[Dataset listings of figures]
◆ ◆ ◆ ◆

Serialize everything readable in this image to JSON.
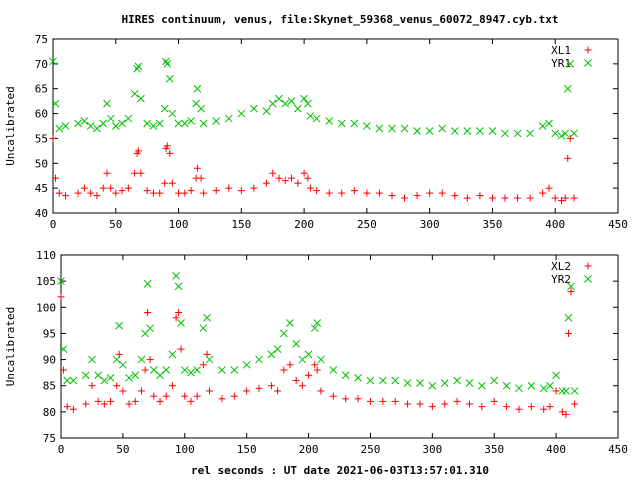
{
  "chart_data": {
    "title": "HIRES continuum, venus, file:Skynet_59368_venus_60072_8947.cyb.txt",
    "xlabel": "rel seconds : UT date 2021-06-03T13:57:01.310",
    "panels": [
      {
        "type": "scatter",
        "ylabel": "Uncalibrated",
        "xlim": [
          0,
          450
        ],
        "ylim": [
          40,
          75
        ],
        "xticks": [
          0,
          50,
          100,
          150,
          200,
          250,
          300,
          350,
          400,
          450
        ],
        "yticks": [
          40,
          45,
          50,
          55,
          60,
          65,
          70,
          75
        ],
        "legend_position": "top-right",
        "series": [
          {
            "name": "XL1",
            "marker": "plus",
            "color": "#ff0000",
            "x": [
              0,
              2,
              5,
              10,
              20,
              25,
              30,
              35,
              40,
              43,
              46,
              50,
              55,
              60,
              65,
              67,
              68,
              70,
              75,
              80,
              85,
              89,
              90,
              91,
              93,
              95,
              100,
              105,
              110,
              114,
              115,
              118,
              120,
              130,
              140,
              150,
              160,
              170,
              175,
              180,
              185,
              190,
              195,
              200,
              203,
              205,
              210,
              220,
              230,
              240,
              250,
              260,
              270,
              280,
              290,
              300,
              310,
              320,
              330,
              340,
              350,
              360,
              370,
              380,
              390,
              395,
              400,
              405,
              408,
              410,
              412,
              415
            ],
            "y": [
              55,
              47,
              44,
              43.5,
              44,
              45,
              44,
              43.5,
              45,
              48,
              45,
              44,
              44.5,
              45,
              48,
              52,
              52.5,
              48,
              44.5,
              44,
              44,
              46,
              53,
              53.5,
              52,
              46,
              44,
              44,
              44.5,
              47,
              49,
              47,
              44,
              44.5,
              45,
              44.5,
              45,
              46,
              48,
              47,
              46.5,
              47,
              46,
              48,
              47,
              45,
              44.5,
              44,
              44,
              44.5,
              44,
              44,
              43.5,
              43,
              43.5,
              44,
              44,
              43.5,
              43,
              43.5,
              43,
              43,
              43,
              43,
              44,
              45,
              43,
              42.5,
              43,
              51,
              55,
              43
            ]
          },
          {
            "name": "YR1",
            "marker": "x",
            "color": "#00c000",
            "x": [
              0,
              2,
              5,
              10,
              20,
              25,
              30,
              35,
              40,
              43,
              46,
              50,
              55,
              60,
              65,
              67,
              68,
              70,
              75,
              80,
              85,
              89,
              90,
              91,
              93,
              95,
              100,
              105,
              110,
              114,
              115,
              118,
              120,
              130,
              140,
              150,
              160,
              170,
              175,
              180,
              185,
              190,
              195,
              200,
              203,
              205,
              210,
              220,
              230,
              240,
              250,
              260,
              270,
              280,
              290,
              300,
              310,
              320,
              330,
              340,
              350,
              360,
              370,
              380,
              390,
              395,
              400,
              405,
              408,
              410,
              412,
              415
            ],
            "y": [
              70.5,
              62,
              57,
              57.5,
              58,
              58.5,
              57.5,
              57,
              58,
              62,
              59,
              57.5,
              58,
              59,
              64,
              69,
              69.5,
              63,
              58,
              57.5,
              58,
              61,
              70.5,
              70,
              67,
              60,
              58,
              58,
              58.5,
              62,
              65,
              61,
              58,
              58.5,
              59,
              60,
              61,
              60.5,
              62,
              63,
              62,
              62.5,
              61,
              63,
              62,
              59.5,
              59,
              58.5,
              58,
              58,
              57.5,
              57,
              57,
              57,
              56.5,
              56.5,
              57,
              56.5,
              56.5,
              56.5,
              56.5,
              56,
              56,
              56,
              57.5,
              58,
              56,
              55.5,
              56,
              65,
              70,
              56
            ]
          }
        ]
      },
      {
        "type": "scatter",
        "ylabel": "Uncalibrated",
        "xlim": [
          0,
          450
        ],
        "ylim": [
          75,
          110
        ],
        "xticks": [
          0,
          50,
          100,
          150,
          200,
          250,
          300,
          350,
          400,
          450
        ],
        "yticks": [
          75,
          80,
          85,
          90,
          95,
          100,
          105,
          110
        ],
        "legend_position": "top-right",
        "series": [
          {
            "name": "XL2",
            "marker": "plus",
            "color": "#ff0000",
            "x": [
              0,
              2,
              5,
              10,
              20,
              25,
              30,
              35,
              40,
              45,
              47,
              50,
              55,
              60,
              65,
              68,
              70,
              72,
              75,
              80,
              85,
              90,
              93,
              95,
              97,
              100,
              105,
              110,
              115,
              118,
              120,
              130,
              140,
              150,
              160,
              170,
              175,
              180,
              185,
              190,
              195,
              200,
              205,
              207,
              210,
              220,
              230,
              240,
              250,
              260,
              270,
              280,
              290,
              300,
              310,
              320,
              330,
              340,
              350,
              360,
              370,
              380,
              390,
              395,
              400,
              405,
              408,
              410,
              412,
              415
            ],
            "y": [
              102,
              88,
              81,
              80.5,
              81.5,
              85,
              82,
              81.5,
              82,
              85,
              91,
              84,
              81.5,
              82,
              84,
              88,
              99,
              90,
              83,
              82,
              83,
              85,
              98,
              99,
              92,
              83,
              82,
              83,
              89,
              91,
              84,
              82.5,
              83,
              84,
              84.5,
              85,
              84,
              88,
              89,
              86,
              85,
              87,
              89,
              88,
              84,
              83,
              82.5,
              82.5,
              82,
              82,
              82,
              81.5,
              81.5,
              81,
              81.5,
              82,
              81.5,
              81,
              82,
              81,
              80.5,
              81,
              80.5,
              81,
              84,
              80,
              79.5,
              95,
              103,
              81.5
            ]
          },
          {
            "name": "YR2",
            "marker": "x",
            "color": "#00c000",
            "x": [
              0,
              2,
              5,
              10,
              20,
              25,
              30,
              35,
              40,
              45,
              47,
              50,
              55,
              60,
              65,
              68,
              70,
              72,
              75,
              80,
              85,
              90,
              93,
              95,
              97,
              100,
              105,
              110,
              115,
              118,
              120,
              130,
              140,
              150,
              160,
              170,
              175,
              180,
              185,
              190,
              195,
              200,
              205,
              207,
              210,
              220,
              230,
              240,
              250,
              260,
              270,
              280,
              290,
              300,
              310,
              320,
              330,
              340,
              350,
              360,
              370,
              380,
              390,
              395,
              400,
              405,
              408,
              410,
              412,
              415
            ],
            "y": [
              105,
              92,
              86,
              86,
              87,
              90,
              87,
              86,
              86.5,
              90,
              96.5,
              89,
              86.5,
              87,
              90,
              95,
              104.5,
              96,
              88,
              87,
              88,
              91,
              106,
              104,
              97,
              88,
              87.5,
              88,
              96,
              98,
              90,
              88,
              88,
              89,
              90,
              91,
              92,
              95,
              97,
              93,
              90,
              91,
              96,
              97,
              90,
              88,
              87,
              86.5,
              86,
              86,
              86,
              85.5,
              85.5,
              85,
              85.5,
              86,
              85.5,
              85,
              86,
              85,
              84.5,
              85,
              84.5,
              85,
              87,
              84,
              84,
              98,
              104,
              84
            ]
          }
        ]
      }
    ]
  }
}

◆ ◆ ◆ ◆

Description of the task »
Transcribe the full listing above exactly as it stands, minus the pictures.

Task solution »
Serialize everything readable in this image to JSON.
{
  "chart_data": {
    "title": "HIRES continuum, venus, file:Skynet_59368_venus_60072_8947.cyb.txt",
    "xlabel": "rel seconds : UT date 2021-06-03T13:57:01.310",
    "panels": [
      {
        "type": "scatter",
        "ylabel": "Uncalibrated",
        "xlim": [
          0,
          450
        ],
        "ylim": [
          40,
          75
        ],
        "xticks": [
          0,
          50,
          100,
          150,
          200,
          250,
          300,
          350,
          400,
          450
        ],
        "yticks": [
          40,
          45,
          50,
          55,
          60,
          65,
          70,
          75
        ],
        "legend_position": "top-right",
        "series": [
          {
            "name": "XL1",
            "marker": "plus",
            "color": "#ff0000",
            "x": [
              0,
              2,
              5,
              10,
              20,
              25,
              30,
              35,
              40,
              43,
              46,
              50,
              55,
              60,
              65,
              67,
              68,
              70,
              75,
              80,
              85,
              89,
              90,
              91,
              93,
              95,
              100,
              105,
              110,
              114,
              115,
              118,
              120,
              130,
              140,
              150,
              160,
              170,
              175,
              180,
              185,
              190,
              195,
              200,
              203,
              205,
              210,
              220,
              230,
              240,
              250,
              260,
              270,
              280,
              290,
              300,
              310,
              320,
              330,
              340,
              350,
              360,
              370,
              380,
              390,
              395,
              400,
              405,
              408,
              410,
              412,
              415
            ],
            "y": [
              55,
              47,
              44,
              43.5,
              44,
              45,
              44,
              43.5,
              45,
              48,
              45,
              44,
              44.5,
              45,
              48,
              52,
              52.5,
              48,
              44.5,
              44,
              44,
              46,
              53,
              53.5,
              52,
              46,
              44,
              44,
              44.5,
              47,
              49,
              47,
              44,
              44.5,
              45,
              44.5,
              45,
              46,
              48,
              47,
              46.5,
              47,
              46,
              48,
              47,
              45,
              44.5,
              44,
              44,
              44.5,
              44,
              44,
              43.5,
              43,
              43.5,
              44,
              44,
              43.5,
              43,
              43.5,
              43,
              43,
              43,
              43,
              44,
              45,
              43,
              42.5,
              43,
              51,
              55,
              43
            ]
          },
          {
            "name": "YR1",
            "marker": "x",
            "color": "#00c000",
            "x": [
              0,
              2,
              5,
              10,
              20,
              25,
              30,
              35,
              40,
              43,
              46,
              50,
              55,
              60,
              65,
              67,
              68,
              70,
              75,
              80,
              85,
              89,
              90,
              91,
              93,
              95,
              100,
              105,
              110,
              114,
              115,
              118,
              120,
              130,
              140,
              150,
              160,
              170,
              175,
              180,
              185,
              190,
              195,
              200,
              203,
              205,
              210,
              220,
              230,
              240,
              250,
              260,
              270,
              280,
              290,
              300,
              310,
              320,
              330,
              340,
              350,
              360,
              370,
              380,
              390,
              395,
              400,
              405,
              408,
              410,
              412,
              415
            ],
            "y": [
              70.5,
              62,
              57,
              57.5,
              58,
              58.5,
              57.5,
              57,
              58,
              62,
              59,
              57.5,
              58,
              59,
              64,
              69,
              69.5,
              63,
              58,
              57.5,
              58,
              61,
              70.5,
              70,
              67,
              60,
              58,
              58,
              58.5,
              62,
              65,
              61,
              58,
              58.5,
              59,
              60,
              61,
              60.5,
              62,
              63,
              62,
              62.5,
              61,
              63,
              62,
              59.5,
              59,
              58.5,
              58,
              58,
              57.5,
              57,
              57,
              57,
              56.5,
              56.5,
              57,
              56.5,
              56.5,
              56.5,
              56.5,
              56,
              56,
              56,
              57.5,
              58,
              56,
              55.5,
              56,
              65,
              70,
              56
            ]
          }
        ]
      },
      {
        "type": "scatter",
        "ylabel": "Uncalibrated",
        "xlim": [
          0,
          450
        ],
        "ylim": [
          75,
          110
        ],
        "xticks": [
          0,
          50,
          100,
          150,
          200,
          250,
          300,
          350,
          400,
          450
        ],
        "yticks": [
          75,
          80,
          85,
          90,
          95,
          100,
          105,
          110
        ],
        "legend_position": "top-right",
        "series": [
          {
            "name": "XL2",
            "marker": "plus",
            "color": "#ff0000",
            "x": [
              0,
              2,
              5,
              10,
              20,
              25,
              30,
              35,
              40,
              45,
              47,
              50,
              55,
              60,
              65,
              68,
              70,
              72,
              75,
              80,
              85,
              90,
              93,
              95,
              97,
              100,
              105,
              110,
              115,
              118,
              120,
              130,
              140,
              150,
              160,
              170,
              175,
              180,
              185,
              190,
              195,
              200,
              205,
              207,
              210,
              220,
              230,
              240,
              250,
              260,
              270,
              280,
              290,
              300,
              310,
              320,
              330,
              340,
              350,
              360,
              370,
              380,
              390,
              395,
              400,
              405,
              408,
              410,
              412,
              415
            ],
            "y": [
              102,
              88,
              81,
              80.5,
              81.5,
              85,
              82,
              81.5,
              82,
              85,
              91,
              84,
              81.5,
              82,
              84,
              88,
              99,
              90,
              83,
              82,
              83,
              85,
              98,
              99,
              92,
              83,
              82,
              83,
              89,
              91,
              84,
              82.5,
              83,
              84,
              84.5,
              85,
              84,
              88,
              89,
              86,
              85,
              87,
              89,
              88,
              84,
              83,
              82.5,
              82.5,
              82,
              82,
              82,
              81.5,
              81.5,
              81,
              81.5,
              82,
              81.5,
              81,
              82,
              81,
              80.5,
              81,
              80.5,
              81,
              84,
              80,
              79.5,
              95,
              103,
              81.5
            ]
          },
          {
            "name": "YR2",
            "marker": "x",
            "color": "#00c000",
            "x": [
              0,
              2,
              5,
              10,
              20,
              25,
              30,
              35,
              40,
              45,
              47,
              50,
              55,
              60,
              65,
              68,
              70,
              72,
              75,
              80,
              85,
              90,
              93,
              95,
              97,
              100,
              105,
              110,
              115,
              118,
              120,
              130,
              140,
              150,
              160,
              170,
              175,
              180,
              185,
              190,
              195,
              200,
              205,
              207,
              210,
              220,
              230,
              240,
              250,
              260,
              270,
              280,
              290,
              300,
              310,
              320,
              330,
              340,
              350,
              360,
              370,
              380,
              390,
              395,
              400,
              405,
              408,
              410,
              412,
              415
            ],
            "y": [
              105,
              92,
              86,
              86,
              87,
              90,
              87,
              86,
              86.5,
              90,
              96.5,
              89,
              86.5,
              87,
              90,
              95,
              104.5,
              96,
              88,
              87,
              88,
              91,
              106,
              104,
              97,
              88,
              87.5,
              88,
              96,
              98,
              90,
              88,
              88,
              89,
              90,
              91,
              92,
              95,
              97,
              93,
              90,
              91,
              96,
              97,
              90,
              88,
              87,
              86.5,
              86,
              86,
              86,
              85.5,
              85.5,
              85,
              85.5,
              86,
              85.5,
              85,
              86,
              85,
              84.5,
              85,
              84.5,
              85,
              87,
              84,
              84,
              98,
              104,
              84
            ]
          }
        ]
      }
    ]
  }
}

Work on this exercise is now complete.